» **Task description**
Count every line below that contains "title", then state the total with no other output.

» **Extracted entries**
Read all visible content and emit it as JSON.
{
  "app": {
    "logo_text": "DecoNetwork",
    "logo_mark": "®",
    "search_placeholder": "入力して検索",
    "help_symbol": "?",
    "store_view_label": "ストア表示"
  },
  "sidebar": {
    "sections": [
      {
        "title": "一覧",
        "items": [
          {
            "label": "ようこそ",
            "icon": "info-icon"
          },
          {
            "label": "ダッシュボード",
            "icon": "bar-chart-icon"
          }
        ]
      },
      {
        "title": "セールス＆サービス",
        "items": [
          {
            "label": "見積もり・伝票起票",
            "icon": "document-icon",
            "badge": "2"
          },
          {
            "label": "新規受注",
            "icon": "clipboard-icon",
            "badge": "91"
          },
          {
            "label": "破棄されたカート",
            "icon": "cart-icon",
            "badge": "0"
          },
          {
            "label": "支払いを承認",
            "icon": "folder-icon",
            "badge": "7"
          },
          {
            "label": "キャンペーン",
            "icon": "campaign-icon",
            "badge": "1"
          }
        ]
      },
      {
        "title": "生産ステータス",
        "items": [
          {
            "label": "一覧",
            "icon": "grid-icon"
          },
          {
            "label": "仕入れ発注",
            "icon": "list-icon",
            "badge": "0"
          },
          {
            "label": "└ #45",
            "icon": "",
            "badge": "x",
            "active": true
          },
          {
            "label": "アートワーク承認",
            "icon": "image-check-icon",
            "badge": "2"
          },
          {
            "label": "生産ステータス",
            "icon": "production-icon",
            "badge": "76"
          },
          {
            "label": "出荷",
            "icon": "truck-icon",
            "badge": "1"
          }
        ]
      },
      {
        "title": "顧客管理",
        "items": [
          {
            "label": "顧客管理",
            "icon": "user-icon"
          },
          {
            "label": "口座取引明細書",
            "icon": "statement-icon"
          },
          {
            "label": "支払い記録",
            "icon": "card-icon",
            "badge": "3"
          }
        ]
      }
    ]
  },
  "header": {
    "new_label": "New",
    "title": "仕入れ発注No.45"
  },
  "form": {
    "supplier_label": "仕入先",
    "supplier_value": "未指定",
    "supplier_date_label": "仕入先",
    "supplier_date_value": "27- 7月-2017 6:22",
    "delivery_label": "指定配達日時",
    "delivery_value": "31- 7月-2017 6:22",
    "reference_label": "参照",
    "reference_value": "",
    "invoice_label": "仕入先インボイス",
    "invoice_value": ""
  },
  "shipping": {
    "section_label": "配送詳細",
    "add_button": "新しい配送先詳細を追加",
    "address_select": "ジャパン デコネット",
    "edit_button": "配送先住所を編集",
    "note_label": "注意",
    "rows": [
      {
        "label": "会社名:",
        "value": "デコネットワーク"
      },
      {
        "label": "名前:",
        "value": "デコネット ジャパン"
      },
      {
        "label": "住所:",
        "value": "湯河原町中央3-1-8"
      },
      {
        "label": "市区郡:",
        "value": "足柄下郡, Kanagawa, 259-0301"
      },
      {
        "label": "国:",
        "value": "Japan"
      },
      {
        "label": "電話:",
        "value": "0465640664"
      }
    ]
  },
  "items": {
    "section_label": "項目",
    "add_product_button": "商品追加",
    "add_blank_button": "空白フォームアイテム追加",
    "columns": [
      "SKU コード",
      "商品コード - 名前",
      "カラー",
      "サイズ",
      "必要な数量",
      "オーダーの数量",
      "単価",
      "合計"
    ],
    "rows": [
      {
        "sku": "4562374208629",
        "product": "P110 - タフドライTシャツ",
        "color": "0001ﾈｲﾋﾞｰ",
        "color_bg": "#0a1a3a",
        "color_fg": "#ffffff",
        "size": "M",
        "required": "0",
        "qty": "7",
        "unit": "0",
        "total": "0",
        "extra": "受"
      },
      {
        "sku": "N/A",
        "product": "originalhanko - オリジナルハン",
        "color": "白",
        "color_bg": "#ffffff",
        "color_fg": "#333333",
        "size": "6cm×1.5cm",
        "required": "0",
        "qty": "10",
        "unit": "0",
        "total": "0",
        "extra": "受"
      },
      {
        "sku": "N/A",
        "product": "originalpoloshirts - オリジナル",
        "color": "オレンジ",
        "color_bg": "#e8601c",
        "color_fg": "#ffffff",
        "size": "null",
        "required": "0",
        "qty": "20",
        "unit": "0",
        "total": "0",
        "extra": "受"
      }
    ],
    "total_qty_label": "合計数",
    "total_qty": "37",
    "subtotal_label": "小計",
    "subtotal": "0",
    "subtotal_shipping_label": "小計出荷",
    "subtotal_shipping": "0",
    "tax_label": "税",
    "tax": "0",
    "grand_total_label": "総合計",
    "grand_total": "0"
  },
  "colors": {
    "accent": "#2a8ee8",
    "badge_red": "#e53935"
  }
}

» **Final result**
5